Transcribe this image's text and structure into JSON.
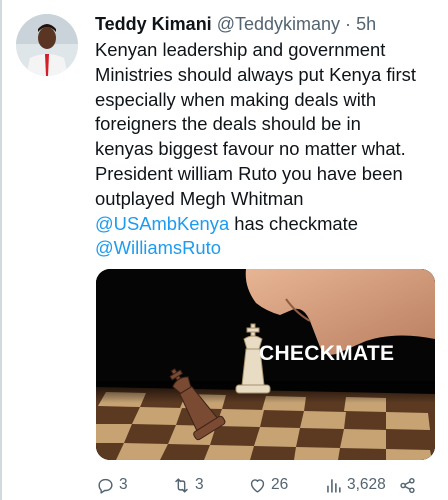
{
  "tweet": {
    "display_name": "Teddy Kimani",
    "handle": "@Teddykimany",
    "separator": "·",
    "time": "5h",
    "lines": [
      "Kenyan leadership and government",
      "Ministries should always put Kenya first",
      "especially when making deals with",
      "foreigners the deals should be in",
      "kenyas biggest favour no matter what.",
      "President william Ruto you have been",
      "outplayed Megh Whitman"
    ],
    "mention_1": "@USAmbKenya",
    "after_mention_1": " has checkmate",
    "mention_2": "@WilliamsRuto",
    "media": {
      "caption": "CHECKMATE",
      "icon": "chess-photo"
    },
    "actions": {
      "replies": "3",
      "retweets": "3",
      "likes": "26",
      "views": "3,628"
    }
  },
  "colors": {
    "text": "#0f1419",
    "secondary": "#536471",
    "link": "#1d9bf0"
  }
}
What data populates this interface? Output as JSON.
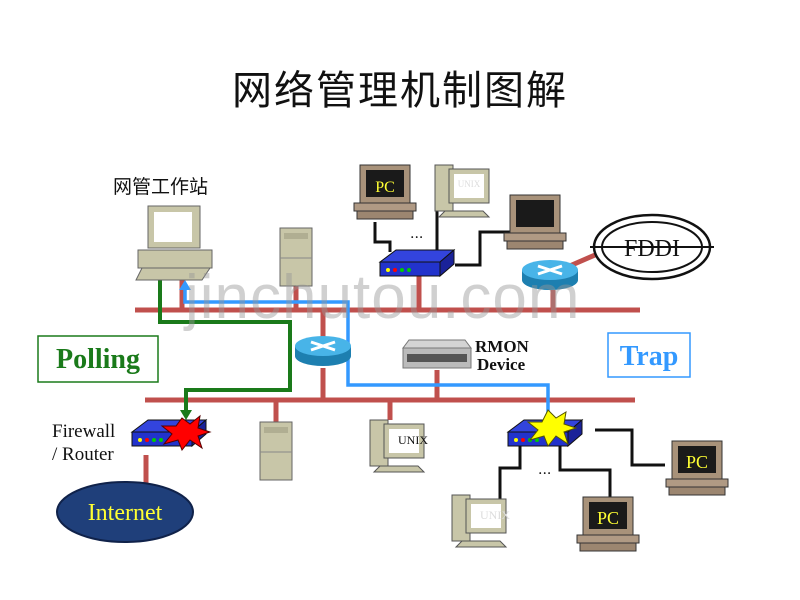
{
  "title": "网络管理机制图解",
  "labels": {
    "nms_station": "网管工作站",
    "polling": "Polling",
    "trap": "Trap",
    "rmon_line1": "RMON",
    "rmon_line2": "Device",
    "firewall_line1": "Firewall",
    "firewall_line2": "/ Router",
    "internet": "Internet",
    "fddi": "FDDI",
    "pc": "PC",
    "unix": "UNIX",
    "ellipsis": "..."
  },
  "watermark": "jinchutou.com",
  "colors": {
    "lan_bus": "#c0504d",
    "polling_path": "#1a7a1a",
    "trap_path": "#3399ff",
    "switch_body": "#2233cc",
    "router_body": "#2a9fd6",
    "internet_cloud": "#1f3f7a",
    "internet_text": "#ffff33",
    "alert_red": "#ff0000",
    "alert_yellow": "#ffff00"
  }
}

▸ **PROBLEM TO WORK ON**
Show all lines in the entries above where the string "JSON" appears.

▸ **SOLUTION TO THIS EXERCISE**
Transcribe this image's text and structure into JSON.
What data populates this interface? Output as JSON.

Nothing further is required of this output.